- GIVEN ENTRIES -
☆ ☆ ☆ ☆

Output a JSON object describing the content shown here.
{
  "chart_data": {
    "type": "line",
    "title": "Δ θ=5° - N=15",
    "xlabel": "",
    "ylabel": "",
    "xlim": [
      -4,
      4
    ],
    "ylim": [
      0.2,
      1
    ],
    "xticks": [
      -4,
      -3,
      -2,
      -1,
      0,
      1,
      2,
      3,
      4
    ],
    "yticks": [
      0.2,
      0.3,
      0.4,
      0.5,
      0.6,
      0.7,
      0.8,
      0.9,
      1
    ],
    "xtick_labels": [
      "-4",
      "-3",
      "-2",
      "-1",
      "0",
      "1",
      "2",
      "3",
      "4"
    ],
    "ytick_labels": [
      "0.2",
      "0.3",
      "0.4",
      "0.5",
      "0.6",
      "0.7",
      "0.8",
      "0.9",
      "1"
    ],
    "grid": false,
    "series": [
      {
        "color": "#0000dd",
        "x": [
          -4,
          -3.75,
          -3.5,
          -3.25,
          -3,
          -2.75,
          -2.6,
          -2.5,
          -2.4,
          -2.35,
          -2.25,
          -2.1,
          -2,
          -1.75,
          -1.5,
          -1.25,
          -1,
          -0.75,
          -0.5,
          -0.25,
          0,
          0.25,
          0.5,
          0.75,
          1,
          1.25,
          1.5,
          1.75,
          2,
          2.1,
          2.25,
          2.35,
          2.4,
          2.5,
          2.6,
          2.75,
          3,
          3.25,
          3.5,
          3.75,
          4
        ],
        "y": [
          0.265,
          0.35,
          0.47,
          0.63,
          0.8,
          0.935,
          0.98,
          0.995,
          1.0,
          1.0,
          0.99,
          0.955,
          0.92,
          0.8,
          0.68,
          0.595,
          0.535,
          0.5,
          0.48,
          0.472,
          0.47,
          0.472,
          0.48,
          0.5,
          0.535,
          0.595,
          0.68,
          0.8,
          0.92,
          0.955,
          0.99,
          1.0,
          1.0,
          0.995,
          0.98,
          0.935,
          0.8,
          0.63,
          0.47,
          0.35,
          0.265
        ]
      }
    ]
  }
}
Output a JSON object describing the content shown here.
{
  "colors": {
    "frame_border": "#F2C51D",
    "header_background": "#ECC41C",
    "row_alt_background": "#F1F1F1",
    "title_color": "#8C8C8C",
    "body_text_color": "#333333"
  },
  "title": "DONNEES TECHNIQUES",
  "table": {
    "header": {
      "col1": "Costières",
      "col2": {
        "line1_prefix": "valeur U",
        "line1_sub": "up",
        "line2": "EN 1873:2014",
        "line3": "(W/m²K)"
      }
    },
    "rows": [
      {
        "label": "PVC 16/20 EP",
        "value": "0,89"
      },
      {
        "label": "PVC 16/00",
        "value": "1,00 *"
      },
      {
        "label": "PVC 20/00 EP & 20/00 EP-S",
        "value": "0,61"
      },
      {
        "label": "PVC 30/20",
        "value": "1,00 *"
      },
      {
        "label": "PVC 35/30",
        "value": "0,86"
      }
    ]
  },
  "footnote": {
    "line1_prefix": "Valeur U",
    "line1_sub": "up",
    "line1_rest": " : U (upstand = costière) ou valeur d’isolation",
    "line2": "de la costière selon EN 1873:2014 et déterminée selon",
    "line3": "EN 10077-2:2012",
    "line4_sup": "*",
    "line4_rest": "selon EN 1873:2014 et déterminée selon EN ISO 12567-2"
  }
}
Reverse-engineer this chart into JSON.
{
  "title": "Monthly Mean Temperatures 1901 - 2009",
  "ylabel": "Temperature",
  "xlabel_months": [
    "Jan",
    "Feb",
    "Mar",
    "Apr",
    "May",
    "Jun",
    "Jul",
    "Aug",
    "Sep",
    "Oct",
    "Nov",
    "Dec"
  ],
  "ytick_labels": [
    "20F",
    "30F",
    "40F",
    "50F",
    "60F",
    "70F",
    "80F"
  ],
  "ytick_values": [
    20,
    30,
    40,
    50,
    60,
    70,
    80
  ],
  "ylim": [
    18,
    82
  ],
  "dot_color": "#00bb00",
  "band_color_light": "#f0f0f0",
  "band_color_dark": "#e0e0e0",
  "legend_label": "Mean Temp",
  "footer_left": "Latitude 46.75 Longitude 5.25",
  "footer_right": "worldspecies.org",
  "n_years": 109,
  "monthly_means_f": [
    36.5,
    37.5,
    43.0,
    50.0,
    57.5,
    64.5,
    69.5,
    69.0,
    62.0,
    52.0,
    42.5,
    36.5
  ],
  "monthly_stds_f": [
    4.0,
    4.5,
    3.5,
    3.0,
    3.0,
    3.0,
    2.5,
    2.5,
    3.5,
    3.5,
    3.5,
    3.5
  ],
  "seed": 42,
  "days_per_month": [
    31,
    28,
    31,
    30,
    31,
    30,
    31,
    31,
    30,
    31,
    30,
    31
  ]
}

☆ ☆ ☆ ☆

- WHAT IS ASKED -
Please set down all the data word for word.

- EXERCISE SOLUTION -
Output a JSON object describing the content shown here.
{
  "chart_data": {
    "type": "line",
    "title": "Δ θ=5° - N=15",
    "xlabel": "",
    "ylabel": "",
    "xlim": [
      -4,
      4
    ],
    "ylim": [
      0.2,
      1
    ],
    "xticks": [
      -4,
      -3,
      -2,
      -1,
      0,
      1,
      2,
      3,
      4
    ],
    "yticks": [
      0.2,
      0.3,
      0.4,
      0.5,
      0.6,
      0.7,
      0.8,
      0.9,
      1
    ],
    "xtick_labels": [
      "-4",
      "-3",
      "-2",
      "-1",
      "0",
      "1",
      "2",
      "3",
      "4"
    ],
    "ytick_labels": [
      "0.2",
      "0.3",
      "0.4",
      "0.5",
      "0.6",
      "0.7",
      "0.8",
      "0.9",
      "1"
    ],
    "grid": false,
    "series": [
      {
        "color": "#0000dd",
        "x": [
          -4,
          -3.75,
          -3.5,
          -3.25,
          -3,
          -2.75,
          -2.6,
          -2.5,
          -2.4,
          -2.35,
          -2.25,
          -2.1,
          -2,
          -1.75,
          -1.5,
          -1.25,
          -1,
          -0.75,
          -0.5,
          -0.25,
          0,
          0.25,
          0.5,
          0.75,
          1,
          1.25,
          1.5,
          1.75,
          2,
          2.1,
          2.25,
          2.35,
          2.4,
          2.5,
          2.6,
          2.75,
          3,
          3.25,
          3.5,
          3.75,
          4
        ],
        "y": [
          0.265,
          0.35,
          0.47,
          0.63,
          0.8,
          0.935,
          0.98,
          0.995,
          1.0,
          1.0,
          0.99,
          0.955,
          0.92,
          0.8,
          0.68,
          0.595,
          0.535,
          0.5,
          0.48,
          0.472,
          0.47,
          0.472,
          0.48,
          0.5,
          0.535,
          0.595,
          0.68,
          0.8,
          0.92,
          0.955,
          0.99,
          1.0,
          1.0,
          0.995,
          0.98,
          0.935,
          0.8,
          0.63,
          0.47,
          0.35,
          0.265
        ]
      }
    ]
  }
}
Output a JSON object describing the content shown here.
{
  "colors": {
    "frame_border": "#F2C51D",
    "header_background": "#ECC41C",
    "row_alt_background": "#F1F1F1",
    "title_color": "#8C8C8C",
    "body_text_color": "#333333"
  },
  "title": "DONNEES TECHNIQUES",
  "table": {
    "header": {
      "col1": "Costières",
      "col2": {
        "line1_prefix": "valeur U",
        "line1_sub": "up",
        "line2": "EN 1873:2014",
        "line3": "(W/m²K)"
      }
    },
    "rows": [
      {
        "label": "PVC 16/20 EP",
        "value": "0,89"
      },
      {
        "label": "PVC 16/00",
        "value": "1,00 *"
      },
      {
        "label": "PVC 20/00 EP & 20/00 EP-S",
        "value": "0,61"
      },
      {
        "label": "PVC 30/20",
        "value": "1,00 *"
      },
      {
        "label": "PVC 35/30",
        "value": "0,86"
      }
    ]
  },
  "footnote": {
    "line1_prefix": "Valeur U",
    "line1_sub": "up",
    "line1_rest": " : U (upstand = costière) ou valeur d’isolation",
    "line2": "de la costière selon EN 1873:2014 et déterminée selon",
    "line3": "EN 10077-2:2012",
    "line4_sup": "*",
    "line4_rest": "selon EN 1873:2014 et déterminée selon EN ISO 12567-2"
  }
}
Reverse-engineer this chart into JSON.
{
  "title": "Monthly Mean Temperatures 1901 - 2009",
  "ylabel": "Temperature",
  "xlabel_months": [
    "Jan",
    "Feb",
    "Mar",
    "Apr",
    "May",
    "Jun",
    "Jul",
    "Aug",
    "Sep",
    "Oct",
    "Nov",
    "Dec"
  ],
  "ytick_labels": [
    "20F",
    "30F",
    "40F",
    "50F",
    "60F",
    "70F",
    "80F"
  ],
  "ytick_values": [
    20,
    30,
    40,
    50,
    60,
    70,
    80
  ],
  "ylim": [
    18,
    82
  ],
  "dot_color": "#00bb00",
  "band_color_light": "#f0f0f0",
  "band_color_dark": "#e0e0e0",
  "legend_label": "Mean Temp",
  "footer_left": "Latitude 46.75 Longitude 5.25",
  "footer_right": "worldspecies.org",
  "n_years": 109,
  "monthly_means_f": [
    36.5,
    37.5,
    43.0,
    50.0,
    57.5,
    64.5,
    69.5,
    69.0,
    62.0,
    52.0,
    42.5,
    36.5
  ],
  "monthly_stds_f": [
    4.0,
    4.5,
    3.5,
    3.0,
    3.0,
    3.0,
    2.5,
    2.5,
    3.5,
    3.5,
    3.5,
    3.5
  ],
  "seed": 42,
  "days_per_month": [
    31,
    28,
    31,
    30,
    31,
    30,
    31,
    31,
    30,
    31,
    30,
    31
  ]
}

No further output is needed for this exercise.